**SOURCE TEXT:**
════════════════════

However, I would contend that the blast door map’s least successful function concerned spatial orientation, as the map provides little sense of scale or relationship between the outlined stations and the places we had seen on the island. Instead, the map functions more like a roster of places, names, and clues scrawled onto a wall, a to-do list for fans anticipating what might be revealed in future episodes. It also provides a window into a number of character subjectivities, visualizing the mentalities of the map’s two authors-to-be-named later, Radinsky and Inman, who chronicle their limited mythological knowledge and island explorations under duress, as well as orienting us to John Locke’s obsessive quest to make sense of the briefly seen images. The map also charts narrative time and events, as we try to situate the drawing’s creation into the island’s backstory and our own limited knowledge of the history of the DHARMA Initiative. Thus as fans worked to decode the multiple versions of the map, they arguably were less engaged with questions of spatial orientation than attempting to understanding the embedded representations of a fictional storyworld, refracted by still to-be-discovered characters and events.
This is not to say that Lost fans did not seek to create maps to spatially orient the island. A wide range of fan-created island maps emerged throughout the series, including illustrated schematics, topographic charts, and even 3D simulations. Like the schematics of the Enterprise, these are clearly attempts to render an unreal fantastic story space via the tools and assumptions of scientific realism. While we never saw Lost’s island explicitly change its shape or topography, we did see it move through time and space in a manner that suggests that realistic geography was low among the show’s priorities. The show’s commitments were more to the flexible realm of the fantasy genre than any notion of realism, yet fans strived to map a consistent geography onto the island; such conflicts between the rational realms of science fiction and more spiritual and irrational concerns of fantasy were an echo of one of Lost’s main thematic debates between science and faith, and became a key point of contention that I discuss in the chapter on Endings.

════════════════════

**MATERIALS PROVIDED:**
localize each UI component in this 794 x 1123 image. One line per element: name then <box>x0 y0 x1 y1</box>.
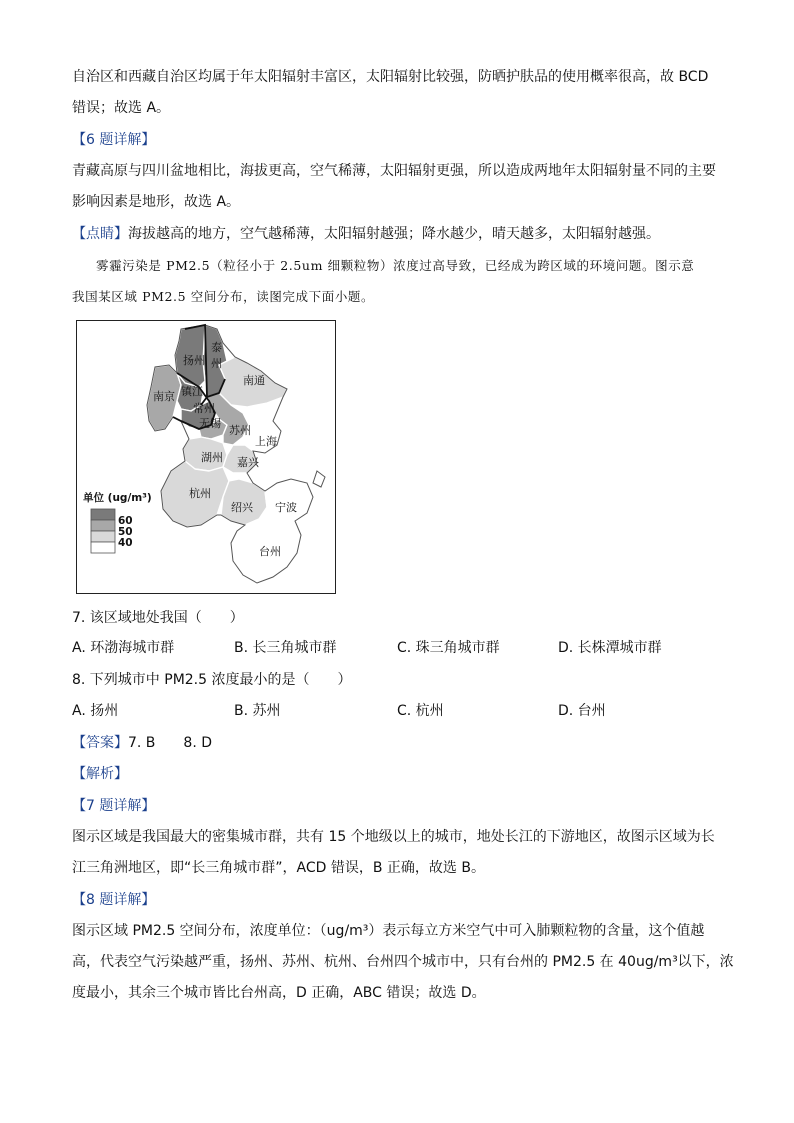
q8-option-c: C. 杭州 <box>397 703 444 719</box>
legend <box>83 491 152 553</box>
q7-detail-heading: 【7 题详解】 <box>72 798 156 814</box>
paragraph-line: 高，代表空气污染越严重，扬州、苏州、杭州、台州四个城市中，只有台州的 PM2.5 在 40ug/m³以下，浓 <box>72 954 734 970</box>
city-label-wuxi: 无锡 <box>199 417 221 430</box>
city-label-yangzhou: 扬州 <box>183 354 205 367</box>
city-label-shaoxing: 绍兴 <box>231 501 253 514</box>
city-label-taizhou-north-1: 泰 <box>211 341 222 354</box>
pm25-map-svg <box>77 321 335 593</box>
tip-label: 【点睛】 <box>72 226 128 242</box>
answer-line <box>72 733 212 753</box>
city-label-suzhou: 苏州 <box>229 424 251 437</box>
paragraph-line: 江三角洲地区，即“长三角城市群”，ACD 错误，B 正确，故选 B。 <box>72 860 485 876</box>
legend-title: 单位 (ug/m³) <box>83 492 152 504</box>
paragraph-line: 影响因素是地形，故选 A。 <box>72 194 241 210</box>
city-label-taizhou-south: 台州 <box>259 545 281 558</box>
q7-option-d: D. 长株潭城市群 <box>558 640 662 656</box>
pm25-map <box>76 320 336 594</box>
legend-value-60: 60 <box>118 515 133 527</box>
city-label-nanjing: 南京 <box>153 390 175 403</box>
city-label-shanghai: 上海 <box>255 435 277 448</box>
answer-label: 【答案】 <box>72 735 128 751</box>
paragraph-line: 青藏高原与四川盆地相比，海拔更高，空气稀薄，太阳辐射更强，所以造成两地年太阳辐射量不同的主要 <box>72 163 716 179</box>
city-label-zhenjiang: 镇江 <box>181 385 203 398</box>
q7-option-a: A. 环渤海城市群 <box>72 640 175 656</box>
city-label-hangzhou: 杭州 <box>189 487 211 500</box>
legend-value-50: 50 <box>118 526 133 538</box>
intro-line: 雾霾污染是 PM2.5（粒径小于 2.5um 细颗粒物）浓度过高导致，已经成为跨区域的环境问题。图示意 <box>96 258 695 273</box>
island-outline <box>313 471 325 487</box>
city-label-nantong: 南通 <box>243 374 265 387</box>
q7-option-b: B. 长三角城市群 <box>234 640 337 656</box>
q6-detail-heading: 【6 题详解】 <box>72 132 156 148</box>
tip-text: 海拔越高的地方，空气越稀薄，太阳辐射越强；降水越少，晴天越多，太阳辐射越强。 <box>128 226 660 242</box>
legend-swatch-40 <box>91 531 115 542</box>
city-label-taizhou-north-2: 州 <box>211 357 222 370</box>
city-label-huzhou: 湖州 <box>201 451 223 464</box>
legend-swatch-50 <box>91 520 115 531</box>
intro-line: 我国某区域 PM2.5 空间分布，读图完成下面小题。 <box>72 289 375 304</box>
q8-option-a: A. 扬州 <box>72 703 119 719</box>
answer-text: 7. B 8. D <box>128 735 212 751</box>
paragraph-line: 度最小，其余三个城市皆比台州高，D 正确，ABC 错误；故选 D。 <box>72 985 486 1001</box>
legend-value-40: 40 <box>118 537 133 549</box>
analysis-heading: 【解析】 <box>72 766 128 782</box>
q8-option-b: B. 苏州 <box>234 703 281 719</box>
q8-detail-heading: 【8 题详解】 <box>72 892 156 908</box>
tip-line <box>72 224 660 244</box>
q8-stem: 8. 下列城市中 PM2.5 浓度最小的是（ ） <box>72 672 352 688</box>
city-label-ningbo: 宁波 <box>275 501 297 514</box>
city-label-changzhou: 常州 <box>193 402 215 415</box>
city-label-jiaxing: 嘉兴 <box>237 456 259 469</box>
paragraph-line: 图示区域 PM2.5 空间分布，浓度单位：（ug/m³）表示每立方米空气中可入肺颗粒物的含量，这个值越 <box>72 923 705 939</box>
q7-stem: 7. 该区域地处我国（ ） <box>72 610 244 626</box>
paragraph-line: 图示区域是我国最大的密集城市群，共有 15 个地级以上的城市，地处长江的下游地区，故图示区域为长 <box>72 829 715 845</box>
legend-swatch-below <box>91 542 115 553</box>
paragraph-line: 错误；故选 A。 <box>72 100 171 116</box>
legend-swatch-60 <box>91 509 115 520</box>
paragraph-line: 自治区和西藏自治区均属于年太阳辐射丰富区，太阳辐射比较强，防晒护肤品的使用概率很高，故 BCD <box>72 69 709 85</box>
q7-option-c: C. 珠三角城市群 <box>397 640 500 656</box>
q8-option-d: D. 台州 <box>558 703 606 719</box>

════════════════════

**WRITTEN EXERCISE 1:** Find each row that contains the word "heading" and copy those rows out in full.
**WRITTEN EXERCISE 2:** Take the passage on Lost fan maps further, picking up right after its final sentence.

**RESULT 1:**
q7-detail-heading: 【7 题详解】 <box>72 798 156 814</box>
q6-detail-heading: 【6 题详解】 <box>72 132 156 148</box>
analysis-heading: 【解析】 <box>72 766 128 782</box>
q8-detail-heading: 【8 题详解】 <box>72 892 156 908</box>

**RESULT 2:**
Lost points toward one final dimension of orientation that transcends time and space: the concept of dimensions themselves. As narrative complexity has opened up possibilities of time and space in serialized storytelling, it has occasionally explored notions of parallel worlds or multiple dimensions, issues that have emerged more commonly in complex films like Lola Rennt, Sliding Doors, and Inception. Multiple dimensions can emerge in specific episodes of shows like Community or Buffy the Vampire Slayer, or even as serialized plot arcs as on Fringe, Life on Mars, or Once Upon a Time, but the final season of Lost was one of the highest profile television examples of such storytelling—abandoning the flashback structure typical of the show’s first three seasons, the fourth season’s flash forwards, and the fifth season’s frequently jumping time traveling, the sixth season introduced what producers and fans called “flash sideways.” In almost every episode, action would toggle between the endgame being played out on the island, and a seemingly parallel dimension where Flight 815 never crashed, most of the characters had drastically different lives, and seemingly the island was sunk at the bottom of the ocean. Not surprisingly, forensic fans were both frustrated with and excited by the challenges of orienting themselves to this dimension, especially since the actual explanation for what the world was and how it related to the main storyworld were not revealed until the final minutes of the series finale. Scanning the edit history and discussions on Lostpedia on the entry for the Flash Sideways Timeline documents dozens of fans working for months, debating issues of chronology, character, and even ontology for this aspect of the story—and finally when all was revealed, arguing over whether to delete the whole article due to the temporal ambiguities that remain in the sideways dimension.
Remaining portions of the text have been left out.